____ Material for this task

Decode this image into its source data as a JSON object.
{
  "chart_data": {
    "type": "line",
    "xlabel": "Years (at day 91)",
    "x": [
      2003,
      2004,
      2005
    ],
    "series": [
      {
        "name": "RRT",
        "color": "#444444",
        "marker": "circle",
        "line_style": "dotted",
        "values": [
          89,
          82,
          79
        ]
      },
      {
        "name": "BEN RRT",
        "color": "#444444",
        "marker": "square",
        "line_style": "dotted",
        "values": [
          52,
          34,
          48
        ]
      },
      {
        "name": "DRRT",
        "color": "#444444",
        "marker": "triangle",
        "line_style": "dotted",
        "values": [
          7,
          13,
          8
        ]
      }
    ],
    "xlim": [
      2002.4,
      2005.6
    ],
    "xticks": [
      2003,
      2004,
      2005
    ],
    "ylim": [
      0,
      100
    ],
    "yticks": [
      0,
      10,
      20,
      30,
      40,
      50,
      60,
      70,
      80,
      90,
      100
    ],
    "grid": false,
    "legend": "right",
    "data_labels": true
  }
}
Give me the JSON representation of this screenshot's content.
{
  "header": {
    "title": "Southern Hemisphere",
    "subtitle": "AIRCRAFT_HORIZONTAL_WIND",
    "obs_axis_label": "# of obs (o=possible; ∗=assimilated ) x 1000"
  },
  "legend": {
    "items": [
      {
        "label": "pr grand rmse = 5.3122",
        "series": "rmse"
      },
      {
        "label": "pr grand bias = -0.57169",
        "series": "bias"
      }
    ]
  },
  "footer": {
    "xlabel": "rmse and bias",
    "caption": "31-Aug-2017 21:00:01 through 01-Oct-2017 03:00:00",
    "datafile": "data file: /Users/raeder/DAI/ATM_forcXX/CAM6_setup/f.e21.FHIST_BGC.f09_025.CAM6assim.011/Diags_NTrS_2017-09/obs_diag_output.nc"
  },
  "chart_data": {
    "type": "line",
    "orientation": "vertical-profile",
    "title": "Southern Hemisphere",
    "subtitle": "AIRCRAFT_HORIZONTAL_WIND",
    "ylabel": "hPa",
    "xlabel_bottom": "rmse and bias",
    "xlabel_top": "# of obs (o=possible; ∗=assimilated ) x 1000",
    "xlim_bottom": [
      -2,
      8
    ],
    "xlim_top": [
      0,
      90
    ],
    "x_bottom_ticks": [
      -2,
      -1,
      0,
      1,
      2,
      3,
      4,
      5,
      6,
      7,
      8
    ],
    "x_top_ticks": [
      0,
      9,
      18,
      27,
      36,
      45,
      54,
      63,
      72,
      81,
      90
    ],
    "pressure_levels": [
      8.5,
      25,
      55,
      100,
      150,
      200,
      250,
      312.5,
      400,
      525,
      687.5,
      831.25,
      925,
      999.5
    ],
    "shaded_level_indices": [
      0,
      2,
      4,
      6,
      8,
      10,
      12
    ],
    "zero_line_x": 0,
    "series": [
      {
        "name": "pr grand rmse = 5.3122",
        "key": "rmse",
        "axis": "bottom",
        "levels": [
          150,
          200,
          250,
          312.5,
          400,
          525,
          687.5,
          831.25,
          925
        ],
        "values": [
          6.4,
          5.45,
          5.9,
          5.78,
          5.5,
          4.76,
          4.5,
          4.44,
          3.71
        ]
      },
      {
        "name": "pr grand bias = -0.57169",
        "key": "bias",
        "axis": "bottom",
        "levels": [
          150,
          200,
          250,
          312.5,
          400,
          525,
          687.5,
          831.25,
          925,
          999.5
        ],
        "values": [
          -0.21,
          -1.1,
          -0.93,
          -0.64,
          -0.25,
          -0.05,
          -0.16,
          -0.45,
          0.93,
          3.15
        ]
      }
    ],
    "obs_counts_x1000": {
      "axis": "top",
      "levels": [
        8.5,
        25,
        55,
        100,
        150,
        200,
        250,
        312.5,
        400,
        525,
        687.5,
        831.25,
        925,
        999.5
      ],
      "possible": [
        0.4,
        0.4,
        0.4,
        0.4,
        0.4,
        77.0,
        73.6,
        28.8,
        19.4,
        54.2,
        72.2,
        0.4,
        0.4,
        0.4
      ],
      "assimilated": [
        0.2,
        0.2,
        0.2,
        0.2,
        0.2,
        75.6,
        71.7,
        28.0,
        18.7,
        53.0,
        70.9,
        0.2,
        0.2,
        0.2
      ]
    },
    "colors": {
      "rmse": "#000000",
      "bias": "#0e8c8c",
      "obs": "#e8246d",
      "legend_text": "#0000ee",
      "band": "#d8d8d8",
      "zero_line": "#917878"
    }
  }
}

________

Your instructions - Examine the records and pull out every line where the string "assimilated" occurs.

Answer for the task -
    "obs_axis_label": "# of obs (o=possible; ∗=assimilated ) x 1000"
    "xlabel_top": "# of obs (o=possible; ∗=assimilated ) x 1000",
      "assimilated": [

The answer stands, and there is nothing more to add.